▸ SET EXERCISE A
Find every line in the records that contains the string "Клипы" and copy each one.

▸ READING PASSAGE
How to load air-routes data from https://github.com/krlawrence/graph/tree/master/sample-data

1. Download air-routes-latest-edges.csv and air-routes-latest-nodes.csv

2. Edit air-routes-latest-nodes.csv

##### original
~id,~label,type:string,code:string,icao:string,desc:string,region:string,runways:int,longest:int,elev:int,country:string,city:string,lat:double,lon:double,author:string,date:string
0,version,version,0.89,,Air Routes Data - Version: 0.89 Generated: 2022-08-29 14:10:18 UTC; Graph created by Kelvin R. Lawrence; Please let me know of any errors you find in the graph or routes that should be added.,,,,,,,,,Kelvin R. Lawrence,2022-08-29 14:10:18 UTC

##### edited
id,label,type,code,icao,desc,region,runways,longest,elev,country,city,lat,lon,author,date
1,airport,airport,ATL,KATL,Hartsfield - Jackson Atlanta International Airport,US-GA,5,12390,1026,US,Atlanta,33.6366996765137,-84.4281005859375,,

# (1) remove the second line
# (2) edit the first line (CSV Header)

3. Edit air-routes-latest-edges.csv

##### original
~id,~from,~to,~label,dist:int
3749,1,3,route,809

##### edited
id,start_id,end_id,label,dist,start_vertex_type,end_vertex_type
3749,1,3,route,809,airport,airport

# (1) edit the first line (CSV Header)

▸ SET EXERCISE B
Extend the guide on loading the air-routes sample data, picking up right after its final line.

▸ TASK INPUTS
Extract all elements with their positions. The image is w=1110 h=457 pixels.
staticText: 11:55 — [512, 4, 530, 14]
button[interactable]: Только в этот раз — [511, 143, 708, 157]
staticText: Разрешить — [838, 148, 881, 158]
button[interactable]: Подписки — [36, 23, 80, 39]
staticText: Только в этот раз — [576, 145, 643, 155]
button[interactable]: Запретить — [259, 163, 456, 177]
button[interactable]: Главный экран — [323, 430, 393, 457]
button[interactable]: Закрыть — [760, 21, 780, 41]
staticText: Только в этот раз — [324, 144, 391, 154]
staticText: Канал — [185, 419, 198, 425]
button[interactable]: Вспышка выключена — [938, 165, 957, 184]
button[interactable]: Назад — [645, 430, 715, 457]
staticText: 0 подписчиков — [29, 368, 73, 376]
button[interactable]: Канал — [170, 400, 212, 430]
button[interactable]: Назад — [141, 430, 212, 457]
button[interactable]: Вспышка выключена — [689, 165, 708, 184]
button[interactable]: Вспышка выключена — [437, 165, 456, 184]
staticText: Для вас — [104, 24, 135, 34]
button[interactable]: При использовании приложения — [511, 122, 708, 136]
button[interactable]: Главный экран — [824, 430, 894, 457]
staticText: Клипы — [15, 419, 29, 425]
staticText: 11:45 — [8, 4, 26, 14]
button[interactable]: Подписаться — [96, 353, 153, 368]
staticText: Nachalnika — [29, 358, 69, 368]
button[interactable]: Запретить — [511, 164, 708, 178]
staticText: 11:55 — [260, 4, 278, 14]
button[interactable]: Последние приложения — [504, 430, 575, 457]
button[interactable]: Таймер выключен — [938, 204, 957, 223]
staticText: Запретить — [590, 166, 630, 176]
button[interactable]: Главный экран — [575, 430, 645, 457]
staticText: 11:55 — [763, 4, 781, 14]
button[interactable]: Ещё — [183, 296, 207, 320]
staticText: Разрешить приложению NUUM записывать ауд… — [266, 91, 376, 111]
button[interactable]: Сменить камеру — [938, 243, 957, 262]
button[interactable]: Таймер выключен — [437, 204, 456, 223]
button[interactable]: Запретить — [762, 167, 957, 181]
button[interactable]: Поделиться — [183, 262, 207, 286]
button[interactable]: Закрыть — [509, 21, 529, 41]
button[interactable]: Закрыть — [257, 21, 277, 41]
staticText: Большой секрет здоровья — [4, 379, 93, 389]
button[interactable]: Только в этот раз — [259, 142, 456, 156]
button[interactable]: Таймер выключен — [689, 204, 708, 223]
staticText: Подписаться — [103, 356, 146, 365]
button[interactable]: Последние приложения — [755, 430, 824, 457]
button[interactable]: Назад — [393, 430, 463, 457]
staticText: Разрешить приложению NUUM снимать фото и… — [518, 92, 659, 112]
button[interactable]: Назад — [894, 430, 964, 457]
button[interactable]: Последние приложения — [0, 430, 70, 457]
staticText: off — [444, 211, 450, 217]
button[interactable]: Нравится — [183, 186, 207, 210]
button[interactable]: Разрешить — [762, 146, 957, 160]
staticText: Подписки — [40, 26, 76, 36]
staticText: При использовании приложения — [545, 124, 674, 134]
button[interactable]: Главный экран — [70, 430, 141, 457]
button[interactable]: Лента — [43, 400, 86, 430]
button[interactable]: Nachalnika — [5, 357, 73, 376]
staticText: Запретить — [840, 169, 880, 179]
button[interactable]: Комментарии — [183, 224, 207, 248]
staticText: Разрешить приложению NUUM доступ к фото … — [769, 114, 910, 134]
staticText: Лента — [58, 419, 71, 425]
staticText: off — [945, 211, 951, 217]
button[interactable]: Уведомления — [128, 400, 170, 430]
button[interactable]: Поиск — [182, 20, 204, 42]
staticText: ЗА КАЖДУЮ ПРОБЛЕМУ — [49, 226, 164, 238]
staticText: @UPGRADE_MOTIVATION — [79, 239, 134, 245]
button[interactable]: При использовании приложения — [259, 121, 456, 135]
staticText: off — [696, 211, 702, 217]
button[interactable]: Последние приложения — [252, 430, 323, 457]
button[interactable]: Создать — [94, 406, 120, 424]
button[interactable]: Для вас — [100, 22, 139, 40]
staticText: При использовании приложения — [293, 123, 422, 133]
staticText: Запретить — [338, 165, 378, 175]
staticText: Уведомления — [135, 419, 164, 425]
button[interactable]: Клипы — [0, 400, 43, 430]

▸ TASK RESPONSE A
staticText: Клипы — [15, 419, 29, 425]
button[interactable]: Клипы — [0, 400, 43, 430]

▸ TASK RESPONSE B
# (2) add start_vertex_type and end_vertex_type columns to each lines

4. Install agefreighter with pip on your Python environment
* with python venv
mkdir your_project
cd your_project
python3 -m venv .venv
source .venv/bin/activate
pip install agefreighter

* with uv
uv init your_project
cd your_project
uv venv
source .venv/bin/activate
uv add agefreighter

5. Make a Python script as below and locate the script in the same directory with the CSV files

#!/usr/bin/env python3
# -*- coding: utf-8 -*-
import logging
import os
from agefreighter import Factory

log = logging.getLogger(__name__)
logging.basicConfig(
    level=logging.INFO,
    format="%(asctime)s - %(name)s - %(levelname)s - %(message)s",
)


async def main():
    log.info("Loading...")
    loader = Factory.create_instance("MultiCSVFreighter")
    await loader.connect(
        dsn=os.environ["PG_CONNECTION_STRING"],
        max_connections=64,
    )
    await loader.load(
        vertex_csv_paths=["air-routes-latest-nodes.csv"],
        vertex_labels=["airport"],
        edge_csv_paths=["air-routes-latest-edges.csv"],
        edge_types=["route"],
        graph_name="air_route",
        use_copy=True,
        drop_graph=True,
    )


if __name__ == "__main__":
    import asyncio

    asyncio.run(main())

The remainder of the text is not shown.